[SELECTED EXCERPT]
Everyone exercises for different reasons. We all have our own motives and causes to engage in physical activity. For some it is health, for some appearance, for others it is a social event or simply a pleasure. Fitness is an important part of life for many people. It plays a huge role in how we feel and deal with emotions. 

But… Can you exercise too much? And how much is too much? Exercise can affect our mental health in both positive and negative ways. Physical activity actually puts a strain on our system, and can make our body feel stressed out. The reason for this is that training damages muscle fibres and uses up energy. These push our body out of homeostasis, and trigger response reactions, such as inflammation to compensate for the damage caused. The high utilisation of calories can put the body into ‘survival mode’ by making it think that calories are scarce and will try to save them up.

When a moderate amount of exercise is performed, it is more likely to only do us good, make us happier, improve blood flow and concentration levels. However, when one engages in too much physical activity, thereby putting an excessive amount of stress on the body, it can become harmful to the person’s mental and physical wellbeing.

[INFORMATION GIVEN]
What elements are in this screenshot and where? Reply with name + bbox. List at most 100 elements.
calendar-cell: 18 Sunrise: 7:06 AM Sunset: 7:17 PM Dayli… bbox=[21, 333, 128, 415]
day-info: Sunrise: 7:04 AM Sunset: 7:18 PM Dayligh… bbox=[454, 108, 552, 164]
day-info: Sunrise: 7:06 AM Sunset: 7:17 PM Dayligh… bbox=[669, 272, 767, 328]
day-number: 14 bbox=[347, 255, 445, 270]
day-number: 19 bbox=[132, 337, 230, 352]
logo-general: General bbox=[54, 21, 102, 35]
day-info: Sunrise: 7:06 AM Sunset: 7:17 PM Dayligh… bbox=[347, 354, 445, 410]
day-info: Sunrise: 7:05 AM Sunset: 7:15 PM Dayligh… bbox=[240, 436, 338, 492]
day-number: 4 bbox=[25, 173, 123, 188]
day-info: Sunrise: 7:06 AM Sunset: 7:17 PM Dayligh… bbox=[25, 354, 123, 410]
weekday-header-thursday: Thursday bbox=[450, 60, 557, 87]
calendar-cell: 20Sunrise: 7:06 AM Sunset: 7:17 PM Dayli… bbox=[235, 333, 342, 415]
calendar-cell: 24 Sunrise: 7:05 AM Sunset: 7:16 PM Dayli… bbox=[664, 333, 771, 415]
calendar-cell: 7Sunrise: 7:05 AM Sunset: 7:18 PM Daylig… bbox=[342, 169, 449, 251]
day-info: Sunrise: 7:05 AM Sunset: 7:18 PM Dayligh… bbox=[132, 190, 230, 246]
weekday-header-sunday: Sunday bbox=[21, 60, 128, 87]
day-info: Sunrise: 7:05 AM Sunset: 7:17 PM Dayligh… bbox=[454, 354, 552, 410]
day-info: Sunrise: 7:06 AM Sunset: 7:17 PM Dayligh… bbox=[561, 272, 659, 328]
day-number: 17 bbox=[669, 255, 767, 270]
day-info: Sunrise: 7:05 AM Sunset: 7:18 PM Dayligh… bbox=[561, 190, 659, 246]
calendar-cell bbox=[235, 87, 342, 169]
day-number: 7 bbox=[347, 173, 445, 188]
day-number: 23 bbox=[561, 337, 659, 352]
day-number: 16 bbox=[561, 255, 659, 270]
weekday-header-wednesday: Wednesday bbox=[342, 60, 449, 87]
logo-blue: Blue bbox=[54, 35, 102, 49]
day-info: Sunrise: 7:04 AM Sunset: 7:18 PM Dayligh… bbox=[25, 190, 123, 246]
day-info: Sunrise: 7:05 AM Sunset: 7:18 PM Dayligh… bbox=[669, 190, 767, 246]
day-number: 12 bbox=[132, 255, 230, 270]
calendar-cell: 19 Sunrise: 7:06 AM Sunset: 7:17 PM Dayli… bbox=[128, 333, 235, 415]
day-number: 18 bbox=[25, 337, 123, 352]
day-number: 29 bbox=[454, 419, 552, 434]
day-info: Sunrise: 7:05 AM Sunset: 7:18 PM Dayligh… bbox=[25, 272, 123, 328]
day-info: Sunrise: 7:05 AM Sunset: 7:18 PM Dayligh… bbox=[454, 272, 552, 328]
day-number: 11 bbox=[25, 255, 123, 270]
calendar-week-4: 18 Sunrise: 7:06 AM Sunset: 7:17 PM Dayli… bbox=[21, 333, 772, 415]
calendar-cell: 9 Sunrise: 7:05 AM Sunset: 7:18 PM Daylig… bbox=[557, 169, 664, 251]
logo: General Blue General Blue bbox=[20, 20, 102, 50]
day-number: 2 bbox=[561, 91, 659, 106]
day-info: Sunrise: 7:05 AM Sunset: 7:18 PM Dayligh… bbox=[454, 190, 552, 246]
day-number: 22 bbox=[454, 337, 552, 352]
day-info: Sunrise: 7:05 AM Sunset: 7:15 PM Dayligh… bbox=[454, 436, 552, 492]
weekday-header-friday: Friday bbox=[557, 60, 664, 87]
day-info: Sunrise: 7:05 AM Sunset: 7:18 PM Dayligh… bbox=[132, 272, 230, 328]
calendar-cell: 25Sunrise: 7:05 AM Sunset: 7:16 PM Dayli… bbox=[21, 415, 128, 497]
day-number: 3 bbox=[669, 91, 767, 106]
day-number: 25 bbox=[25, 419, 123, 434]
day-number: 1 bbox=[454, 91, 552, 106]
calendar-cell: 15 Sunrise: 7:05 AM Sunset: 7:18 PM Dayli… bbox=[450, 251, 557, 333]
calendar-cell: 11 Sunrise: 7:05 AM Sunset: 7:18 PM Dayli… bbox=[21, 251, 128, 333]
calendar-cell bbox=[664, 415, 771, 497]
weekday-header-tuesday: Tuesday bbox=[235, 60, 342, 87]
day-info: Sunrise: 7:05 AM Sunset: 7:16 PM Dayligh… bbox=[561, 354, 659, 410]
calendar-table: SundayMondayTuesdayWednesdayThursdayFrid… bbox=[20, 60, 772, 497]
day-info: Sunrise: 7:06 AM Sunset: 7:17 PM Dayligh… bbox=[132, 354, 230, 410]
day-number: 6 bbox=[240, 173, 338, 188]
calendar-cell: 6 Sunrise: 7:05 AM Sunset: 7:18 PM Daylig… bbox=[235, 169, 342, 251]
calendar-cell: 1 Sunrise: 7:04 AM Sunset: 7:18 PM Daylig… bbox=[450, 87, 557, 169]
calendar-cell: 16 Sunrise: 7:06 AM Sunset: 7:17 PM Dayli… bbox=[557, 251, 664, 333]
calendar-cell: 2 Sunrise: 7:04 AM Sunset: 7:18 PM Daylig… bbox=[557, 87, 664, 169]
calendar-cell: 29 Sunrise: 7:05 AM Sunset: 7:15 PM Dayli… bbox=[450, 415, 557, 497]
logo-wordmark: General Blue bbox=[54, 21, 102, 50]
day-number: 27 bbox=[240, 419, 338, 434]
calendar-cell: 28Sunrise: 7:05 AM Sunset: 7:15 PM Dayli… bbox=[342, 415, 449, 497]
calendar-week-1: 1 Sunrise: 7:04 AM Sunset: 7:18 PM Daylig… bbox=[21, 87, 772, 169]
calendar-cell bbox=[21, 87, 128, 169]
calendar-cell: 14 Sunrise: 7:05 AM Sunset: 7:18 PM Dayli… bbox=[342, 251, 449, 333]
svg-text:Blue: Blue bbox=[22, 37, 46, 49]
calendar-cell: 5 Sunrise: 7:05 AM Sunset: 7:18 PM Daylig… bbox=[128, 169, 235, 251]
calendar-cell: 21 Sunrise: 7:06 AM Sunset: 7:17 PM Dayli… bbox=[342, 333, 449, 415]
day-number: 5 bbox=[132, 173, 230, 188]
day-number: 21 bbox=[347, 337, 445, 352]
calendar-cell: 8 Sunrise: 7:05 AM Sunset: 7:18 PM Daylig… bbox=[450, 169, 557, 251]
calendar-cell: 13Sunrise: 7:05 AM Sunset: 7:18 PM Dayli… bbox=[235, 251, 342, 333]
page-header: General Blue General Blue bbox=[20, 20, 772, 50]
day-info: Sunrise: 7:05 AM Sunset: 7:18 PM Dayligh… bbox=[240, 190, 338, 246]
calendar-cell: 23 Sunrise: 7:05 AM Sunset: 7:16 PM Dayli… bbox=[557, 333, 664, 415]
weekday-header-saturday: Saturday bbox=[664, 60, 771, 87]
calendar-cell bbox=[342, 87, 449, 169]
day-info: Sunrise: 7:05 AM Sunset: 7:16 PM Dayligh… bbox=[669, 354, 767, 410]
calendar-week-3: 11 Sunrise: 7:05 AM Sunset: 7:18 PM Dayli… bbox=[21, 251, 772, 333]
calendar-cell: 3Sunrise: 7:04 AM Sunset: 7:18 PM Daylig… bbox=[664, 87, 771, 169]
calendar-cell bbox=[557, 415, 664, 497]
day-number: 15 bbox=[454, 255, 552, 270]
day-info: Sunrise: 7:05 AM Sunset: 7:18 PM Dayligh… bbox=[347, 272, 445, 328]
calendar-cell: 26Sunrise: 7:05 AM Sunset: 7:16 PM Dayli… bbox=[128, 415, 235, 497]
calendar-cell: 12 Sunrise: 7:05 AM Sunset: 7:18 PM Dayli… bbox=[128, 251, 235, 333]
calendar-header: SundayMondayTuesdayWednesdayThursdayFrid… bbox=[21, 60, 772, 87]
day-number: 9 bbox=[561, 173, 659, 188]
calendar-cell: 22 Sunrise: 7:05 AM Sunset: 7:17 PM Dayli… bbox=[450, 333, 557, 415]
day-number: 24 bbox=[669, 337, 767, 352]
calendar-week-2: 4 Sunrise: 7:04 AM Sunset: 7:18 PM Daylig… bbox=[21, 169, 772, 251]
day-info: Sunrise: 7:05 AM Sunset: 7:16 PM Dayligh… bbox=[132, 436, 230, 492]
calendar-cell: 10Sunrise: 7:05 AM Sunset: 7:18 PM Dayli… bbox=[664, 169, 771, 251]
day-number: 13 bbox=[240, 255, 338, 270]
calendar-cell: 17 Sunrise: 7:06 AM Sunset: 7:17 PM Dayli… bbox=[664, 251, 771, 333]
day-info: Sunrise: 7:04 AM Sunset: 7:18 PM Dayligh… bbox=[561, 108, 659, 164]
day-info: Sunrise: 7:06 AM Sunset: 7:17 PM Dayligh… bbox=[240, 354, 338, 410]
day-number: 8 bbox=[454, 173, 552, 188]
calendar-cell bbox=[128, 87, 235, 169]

[REQUIRED WORK] According to the text on exercise and mental health, why do people exercise? List every reason it gives. Work from the text alone and ignore the records.

[REPLY TO THE EXERCISE]
- Health
- Appearance
- A social event
- Pleasure